### Your tasks:
1 - Translate this sentence from the Haskell mailing list post into Spanish: "addVectors is a function definition, so it doesn't actually do anything until you apply it."
2 - Carry on the Haskell mailing list post about addVectors from the point where it stops.

### Text section:
········
[Haskell-beginners] Do I understand this well

Markus Läll markus.l2ll at gmail.com
Mon Jun 27 17:18:43 CEST 2011


addVectors is a function definition, so it doesn't actually do
anything until you apply it.

In addThree you would use it like this

> addThree vec1 vec2 vec3 = let
>       interm = addVectors vec1 vec2
>    in addVectors interm vec3

or

> addThree vec1 vec2 vec3 = addVectors interm vec3
>       where interm = addVectors vec1 vec2

or

> addThree vec1 vec2 vec3 = addVectors (addVectors vec1 vec2) vec3

or

> addThree vec1 vec2 vec3 = vec1 `addVectors` vec2 `addVectors` vec3

with the last one looking really nice.
········
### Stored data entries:
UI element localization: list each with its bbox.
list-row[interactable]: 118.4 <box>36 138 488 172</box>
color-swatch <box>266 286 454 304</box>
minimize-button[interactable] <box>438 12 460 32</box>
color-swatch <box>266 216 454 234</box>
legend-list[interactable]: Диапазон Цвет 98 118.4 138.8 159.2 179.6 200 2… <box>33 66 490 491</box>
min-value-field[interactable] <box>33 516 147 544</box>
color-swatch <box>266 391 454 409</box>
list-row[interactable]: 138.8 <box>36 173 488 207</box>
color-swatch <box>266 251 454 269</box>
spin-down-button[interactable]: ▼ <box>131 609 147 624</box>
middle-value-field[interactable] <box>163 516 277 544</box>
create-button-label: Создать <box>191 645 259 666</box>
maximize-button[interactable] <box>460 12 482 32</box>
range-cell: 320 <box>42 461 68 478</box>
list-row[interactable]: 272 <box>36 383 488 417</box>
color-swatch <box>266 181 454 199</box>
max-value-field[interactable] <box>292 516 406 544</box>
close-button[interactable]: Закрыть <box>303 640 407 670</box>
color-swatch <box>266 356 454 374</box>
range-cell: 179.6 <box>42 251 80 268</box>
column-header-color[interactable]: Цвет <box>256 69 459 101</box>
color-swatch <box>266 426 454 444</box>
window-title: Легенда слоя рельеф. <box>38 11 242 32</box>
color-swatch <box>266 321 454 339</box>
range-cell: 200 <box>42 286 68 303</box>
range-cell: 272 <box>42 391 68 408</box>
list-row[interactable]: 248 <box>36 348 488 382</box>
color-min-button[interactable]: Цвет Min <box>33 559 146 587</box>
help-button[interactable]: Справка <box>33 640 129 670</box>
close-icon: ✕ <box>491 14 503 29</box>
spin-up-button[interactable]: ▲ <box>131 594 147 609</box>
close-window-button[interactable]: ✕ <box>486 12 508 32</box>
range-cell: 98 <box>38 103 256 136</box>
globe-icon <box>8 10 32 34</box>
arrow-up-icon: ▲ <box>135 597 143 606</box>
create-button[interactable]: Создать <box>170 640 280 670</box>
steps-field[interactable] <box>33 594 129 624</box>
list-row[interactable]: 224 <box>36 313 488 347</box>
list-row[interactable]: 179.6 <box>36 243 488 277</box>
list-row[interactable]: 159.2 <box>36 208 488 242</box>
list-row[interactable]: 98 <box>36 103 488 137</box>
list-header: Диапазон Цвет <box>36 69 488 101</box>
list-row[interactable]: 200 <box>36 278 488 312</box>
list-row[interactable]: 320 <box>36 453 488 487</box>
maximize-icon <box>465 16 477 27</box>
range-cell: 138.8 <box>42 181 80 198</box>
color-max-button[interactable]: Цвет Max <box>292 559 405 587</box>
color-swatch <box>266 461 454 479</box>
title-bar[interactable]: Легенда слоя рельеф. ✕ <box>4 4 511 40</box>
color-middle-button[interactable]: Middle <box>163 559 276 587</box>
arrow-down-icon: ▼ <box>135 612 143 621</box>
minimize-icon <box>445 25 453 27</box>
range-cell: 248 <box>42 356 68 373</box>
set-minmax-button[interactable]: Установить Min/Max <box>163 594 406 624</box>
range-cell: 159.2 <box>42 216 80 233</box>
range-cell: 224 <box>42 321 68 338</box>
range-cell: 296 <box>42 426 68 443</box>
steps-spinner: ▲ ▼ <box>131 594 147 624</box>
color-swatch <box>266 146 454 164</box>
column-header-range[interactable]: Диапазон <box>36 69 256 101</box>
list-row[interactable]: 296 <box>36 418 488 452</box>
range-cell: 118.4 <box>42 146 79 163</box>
········
### Answers for this exercise:
1 - addVectors es una definición de función, así que en realidad no hace nada hasta que la aplicas.

2 -
In the first two I bind the result to an intermediate variable; in the
third the intermediate result is used inline; and the last one is
basically the same as third, but the function is used as an infix.

On Mon, Jun 27, 2011 at 5:51 PM, Roelof Wobben <rwobben at hotmail.com> wrote:
>
>
> Hello,
>
>
>
> Im stil reading chapter4
>
>
>
> Now we have this : addVectors (x1, y1) (x2, y2) = (x1 + x2, y1 + y2)
>
>
>
> do I understand it that the outcome of x1+x2 will be saved in the last expression x1 + x2
>
> But on which variable can the outcome be found.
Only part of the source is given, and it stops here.